### [Required task]
Extract from the listing each line in which the word "иностранным" appears.

Stored entries:
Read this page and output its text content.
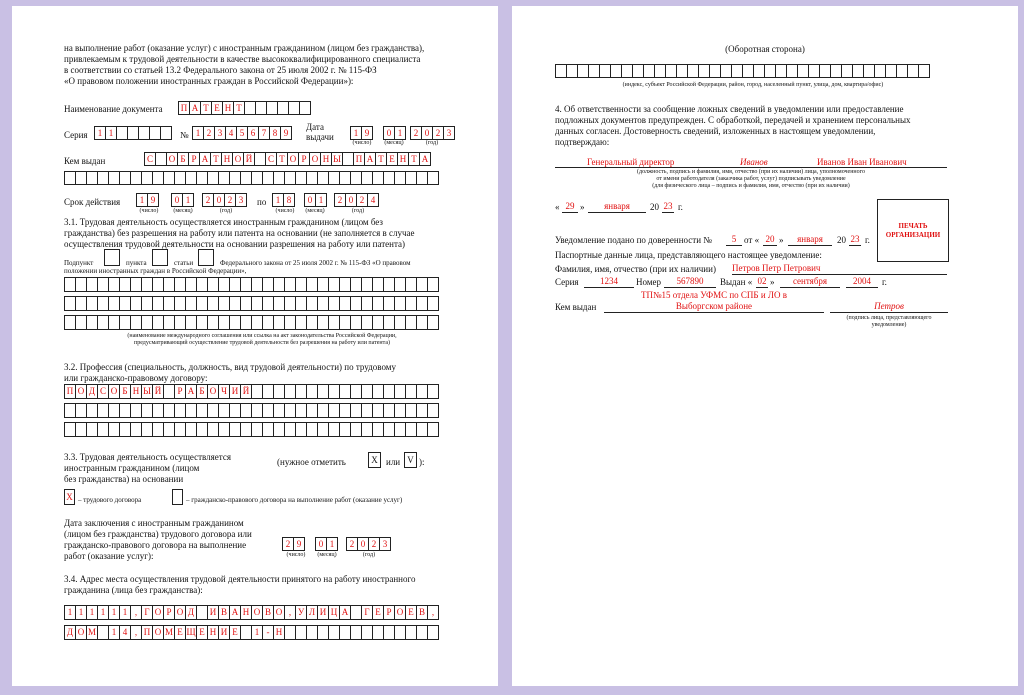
на выполнение работ (оказание услуг) с иностранным гражданином (лицом без гражданства),
привлекаемым к трудовой деятельности в качестве высококвалифицированного специалиста
в соответствии со статьей 13.2 Федерального закона от 25 июля 2002 г. № 115-ФЗ
«О правовом положении иностранных граждан в Российской Федерации»):
Наименование документа	П А Т Е Н Т
Серия	1 1	№ 1 2 3 4 5 6 7 8 9
Дата выдачи	1 9	0 1	2 0 2 3
(число)	(месяц)	(год)
Кем выдан	С	О Б Р А Т Н О Й	С Т О Р О Н Ы	П А Т Е Н Т А
Срок действия	1 9	0 1	2 0 2 3	по	1 8	0 1	2 0 2 4
(число)	(месяц)	(год)	(число)	(месяц)	(год)
3.1. Трудовая деятельность осуществляется иностранным гражданином (лицом без
гражданства) без разрешения на работу или патента на основании (не заполняется в случае
осуществления трудовой деятельности на основании разрешения на работу или патента)
Подпункт	пункта	статьи	Федерального закона от 25 июля 2002 г. № 115-ФЗ «О правовом
положении иностранных граждан в Российской Федерации»,
(наименование международного соглашения или ссылка на акт законодательства Российской Федерации,
предусматривающий осуществление трудовой деятельности без разрешения на работу или патента)
3.2. Профессия (специальность, должность, вид трудовой деятельности) по трудовому
или гражданско-правовому договору:
П О Д С О Б Н Ы Й	Р А Б О Ч И Й
3.3. Трудовая деятельность осуществляется
иностранным гражданином (лицом
без гражданства) на основании
(нужное отметить	X или V ):
X – трудового договора	– гражданско-правового договора на выполнение работ (оказание услуг)
Дата заключения с иностранным гражданином
(лицом без гражданства) трудового договора или
гражданско-правового договора на выполнение
работ (оказание услуг):
2 9	0 1	2 0 2 3
(число)	(месяц)	(год)
3.4. Адрес места осуществления трудовой деятельности принятого на работу иностранного
гражданина (лица без гражданства):
1 1 1 1 1 1 , Г О Р О Д	И В А Н О В О , У Л И Ц А	Г Е Р О Е В ,
Д О М	1 4 , П О М Е Щ Е Н И Е	1 - Н
(Оборотная сторона)
(индекс, субъект Российской Федерации, район, город, населенный пункт, улица, дом, квартира/офис)
4. Об ответственности за сообщение ложных сведений в уведомлении или предоставление
подложных документов предупрежден. С обработкой, передачей и хранением персональных
данных согласен. Достоверность сведений, изложенных в настоящем уведомлении,
подтверждаю:
Генеральный директор	Иванов	Иванов Иван Иванович
(должность, подпись и фамилия, имя, отчество (при их наличии) лица, уполномоченного
от имени работодателя (заказчика работ, услуг) подписывать уведомление
(для физического лица – подпись и фамилия, имя, отчество (при их наличии)
« 29 »	января	20 23 г.
ПЕЧАТЬ ОРГАНИЗАЦИИ
Уведомление подано по доверенности №	5 от « 20 »	января	20 23 г.
Паспортные данные лица, представляющего настоящее уведомление:
Фамилия, имя, отчество (при их наличии) Петров Петр Петрович
Серия	1234	Номер	567890	Выдан « 02 »	сентября	2004	г.
Кем выдан
ТП№15 отдела УФМС по СПБ и ЛО в
Выборгском районе	Петров
(подпись лица, представляющего
уведомление)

### [Written answer]
на выполнение работ (оказание услуг) с иностранным гражданином (лицом без гражданства),
3.1. Трудовая деятельность осуществляется иностранным гражданином (лицом без
иностранным гражданином (лицом
Дата заключения с иностранным гражданином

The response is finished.